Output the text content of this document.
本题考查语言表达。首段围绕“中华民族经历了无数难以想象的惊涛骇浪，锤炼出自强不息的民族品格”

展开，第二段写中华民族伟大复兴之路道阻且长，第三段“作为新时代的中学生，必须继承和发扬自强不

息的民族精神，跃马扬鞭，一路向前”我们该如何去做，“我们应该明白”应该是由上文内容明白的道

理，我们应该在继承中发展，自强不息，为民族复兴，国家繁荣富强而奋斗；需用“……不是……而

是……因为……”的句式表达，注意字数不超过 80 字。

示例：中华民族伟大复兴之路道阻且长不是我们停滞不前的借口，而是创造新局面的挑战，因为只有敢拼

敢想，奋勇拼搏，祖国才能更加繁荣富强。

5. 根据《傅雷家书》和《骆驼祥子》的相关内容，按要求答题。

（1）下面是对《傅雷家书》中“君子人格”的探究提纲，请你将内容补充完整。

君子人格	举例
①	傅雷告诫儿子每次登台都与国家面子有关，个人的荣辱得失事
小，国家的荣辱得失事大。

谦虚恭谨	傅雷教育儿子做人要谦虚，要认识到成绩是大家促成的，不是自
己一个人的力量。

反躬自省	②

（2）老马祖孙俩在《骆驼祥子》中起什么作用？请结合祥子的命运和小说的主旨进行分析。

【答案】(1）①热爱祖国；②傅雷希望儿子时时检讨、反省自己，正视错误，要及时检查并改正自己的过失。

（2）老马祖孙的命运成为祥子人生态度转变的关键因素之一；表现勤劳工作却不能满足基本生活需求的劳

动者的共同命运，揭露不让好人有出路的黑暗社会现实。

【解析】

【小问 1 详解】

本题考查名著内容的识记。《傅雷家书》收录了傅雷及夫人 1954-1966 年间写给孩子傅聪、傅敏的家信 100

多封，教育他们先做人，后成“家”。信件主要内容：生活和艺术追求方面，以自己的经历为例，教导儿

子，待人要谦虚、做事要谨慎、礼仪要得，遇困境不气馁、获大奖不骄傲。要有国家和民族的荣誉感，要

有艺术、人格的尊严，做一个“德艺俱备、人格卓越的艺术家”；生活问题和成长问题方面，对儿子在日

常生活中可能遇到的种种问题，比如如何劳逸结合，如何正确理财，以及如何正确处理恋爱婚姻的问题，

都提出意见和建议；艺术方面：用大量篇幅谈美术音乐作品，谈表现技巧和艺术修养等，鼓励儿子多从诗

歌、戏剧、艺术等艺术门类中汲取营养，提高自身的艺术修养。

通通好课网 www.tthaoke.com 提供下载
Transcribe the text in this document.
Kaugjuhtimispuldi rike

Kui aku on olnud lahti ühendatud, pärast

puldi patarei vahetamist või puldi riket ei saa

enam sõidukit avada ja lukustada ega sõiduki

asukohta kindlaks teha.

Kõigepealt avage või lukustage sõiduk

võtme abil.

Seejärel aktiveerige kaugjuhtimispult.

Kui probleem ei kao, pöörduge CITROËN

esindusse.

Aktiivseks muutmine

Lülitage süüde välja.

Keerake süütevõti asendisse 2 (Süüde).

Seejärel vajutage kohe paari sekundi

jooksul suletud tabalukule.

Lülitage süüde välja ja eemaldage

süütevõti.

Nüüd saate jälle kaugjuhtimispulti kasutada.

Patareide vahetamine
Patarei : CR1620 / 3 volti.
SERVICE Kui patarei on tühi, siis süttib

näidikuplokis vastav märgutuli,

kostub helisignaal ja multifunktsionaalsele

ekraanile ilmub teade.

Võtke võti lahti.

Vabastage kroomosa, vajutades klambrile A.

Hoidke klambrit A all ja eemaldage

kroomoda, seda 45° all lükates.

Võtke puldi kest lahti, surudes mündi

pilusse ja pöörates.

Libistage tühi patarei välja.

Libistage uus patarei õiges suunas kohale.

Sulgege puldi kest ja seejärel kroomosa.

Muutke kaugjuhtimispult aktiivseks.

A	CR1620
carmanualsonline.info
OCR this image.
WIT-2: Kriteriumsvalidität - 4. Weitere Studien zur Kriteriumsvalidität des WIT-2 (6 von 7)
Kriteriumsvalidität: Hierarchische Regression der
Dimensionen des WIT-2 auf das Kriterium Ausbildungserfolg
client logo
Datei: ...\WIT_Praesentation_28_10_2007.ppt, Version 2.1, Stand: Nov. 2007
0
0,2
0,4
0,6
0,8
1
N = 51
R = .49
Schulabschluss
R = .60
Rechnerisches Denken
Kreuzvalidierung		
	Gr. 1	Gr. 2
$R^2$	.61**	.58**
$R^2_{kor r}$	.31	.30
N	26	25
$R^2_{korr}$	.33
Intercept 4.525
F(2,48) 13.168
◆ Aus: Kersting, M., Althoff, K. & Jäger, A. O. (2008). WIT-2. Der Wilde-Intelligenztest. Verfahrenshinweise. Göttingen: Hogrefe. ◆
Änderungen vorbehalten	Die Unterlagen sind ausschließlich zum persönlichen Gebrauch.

==================================================

- [Job] Using the listing above, reproduce each line without omission.

- [Completed task]
Output the text content of this document.
本题考查语言表达。首段围绕“中华民族经历了无数难以想象的惊涛骇浪，锤炼出自强不息的民族品格”

展开，第二段写中华民族伟大复兴之路道阻且长，第三段“作为新时代的中学生，必须继承和发扬自强不

息的民族精神，跃马扬鞭，一路向前”我们该如何去做，“我们应该明白”应该是由上文内容明白的道

理，我们应该在继承中发展，自强不息，为民族复兴，国家繁荣富强而奋斗；需用“……不是……而

是……因为……”的句式表达，注意字数不超过 80 字。

示例：中华民族伟大复兴之路道阻且长不是我们停滞不前的借口，而是创造新局面的挑战，因为只有敢拼

敢想，奋勇拼搏，祖国才能更加繁荣富强。

5. 根据《傅雷家书》和《骆驼祥子》的相关内容，按要求答题。

（1）下面是对《傅雷家书》中“君子人格”的探究提纲，请你将内容补充完整。

君子人格	举例
①	傅雷告诫儿子每次登台都与国家面子有关，个人的荣辱得失事
小，国家的荣辱得失事大。

谦虚恭谨	傅雷教育儿子做人要谦虚，要认识到成绩是大家促成的，不是自
己一个人的力量。

反躬自省	②

（2）老马祖孙俩在《骆驼祥子》中起什么作用？请结合祥子的命运和小说的主旨进行分析。

【答案】(1）①热爱祖国；②傅雷希望儿子时时检讨、反省自己，正视错误，要及时检查并改正自己的过失。

（2）老马祖孙的命运成为祥子人生态度转变的关键因素之一；表现勤劳工作却不能满足基本生活需求的劳

动者的共同命运，揭露不让好人有出路的黑暗社会现实。

【解析】

【小问 1 详解】

本题考查名著内容的识记。《傅雷家书》收录了傅雷及夫人 1954-1966 年间写给孩子傅聪、傅敏的家信 100

多封，教育他们先做人，后成“家”。信件主要内容：生活和艺术追求方面，以自己的经历为例，教导儿

子，待人要谦虚、做事要谨慎、礼仪要得，遇困境不气馁、获大奖不骄傲。要有国家和民族的荣誉感，要

有艺术、人格的尊严，做一个“德艺俱备、人格卓越的艺术家”；生活问题和成长问题方面，对儿子在日

常生活中可能遇到的种种问题，比如如何劳逸结合，如何正确理财，以及如何正确处理恋爱婚姻的问题，

都提出意见和建议；艺术方面：用大量篇幅谈美术音乐作品，谈表现技巧和艺术修养等，鼓励儿子多从诗

歌、戏剧、艺术等艺术门类中汲取营养，提高自身的艺术修养。

通通好课网 www.tthaoke.com 提供下载
Transcribe the text in this document.
Kaugjuhtimispuldi rike

Kui aku on olnud lahti ühendatud, pärast

puldi patarei vahetamist või puldi riket ei saa

enam sõidukit avada ja lukustada ega sõiduki

asukohta kindlaks teha.

Kõigepealt avage või lukustage sõiduk

võtme abil.

Seejärel aktiveerige kaugjuhtimispult.

Kui probleem ei kao, pöörduge CITROËN

esindusse.

Aktiivseks muutmine

Lülitage süüde välja.

Keerake süütevõti asendisse 2 (Süüde).

Seejärel vajutage kohe paari sekundi

jooksul suletud tabalukule.

Lülitage süüde välja ja eemaldage

süütevõti.

Nüüd saate jälle kaugjuhtimispulti kasutada.

Patareide vahetamine
Patarei : CR1620 / 3 volti.
SERVICE Kui patarei on tühi, siis süttib

näidikuplokis vastav märgutuli,

kostub helisignaal ja multifunktsionaalsele

ekraanile ilmub teade.

Võtke võti lahti.

Vabastage kroomosa, vajutades klambrile A.

Hoidke klambrit A all ja eemaldage

kroomoda, seda 45° all lükates.

Võtke puldi kest lahti, surudes mündi

pilusse ja pöörates.

Libistage tühi patarei välja.

Libistage uus patarei õiges suunas kohale.

Sulgege puldi kest ja seejärel kroomosa.

Muutke kaugjuhtimispult aktiivseks.

A	CR1620
carmanualsonline.info
OCR this image.
WIT-2: Kriteriumsvalidität - 4. Weitere Studien zur Kriteriumsvalidität des WIT-2 (6 von 7)
Kriteriumsvalidität: Hierarchische Regression der
Dimensionen des WIT-2 auf das Kriterium Ausbildungserfolg
client logo
Datei: ...\WIT_Praesentation_28_10_2007.ppt, Version 2.1, Stand: Nov. 2007
0
0,2
0,4
0,6
0,8
1
N = 51
R = .49
Schulabschluss
R = .60
Rechnerisches Denken
Kreuzvalidierung		
	Gr. 1	Gr. 2
$R^2$	.61**	.58**
$R^2_{kor r}$	.31	.30
N	26	25
$R^2_{korr}$	.33
Intercept 4.525
F(2,48) 13.168
◆ Aus: Kersting, M., Althoff, K. & Jäger, A. O. (2008). WIT-2. Der Wilde-Intelligenztest. Verfahrenshinweise. Göttingen: Hogrefe. ◆
Änderungen vorbehalten	Die Unterlagen sind ausschließlich zum persönlichen Gebrauch.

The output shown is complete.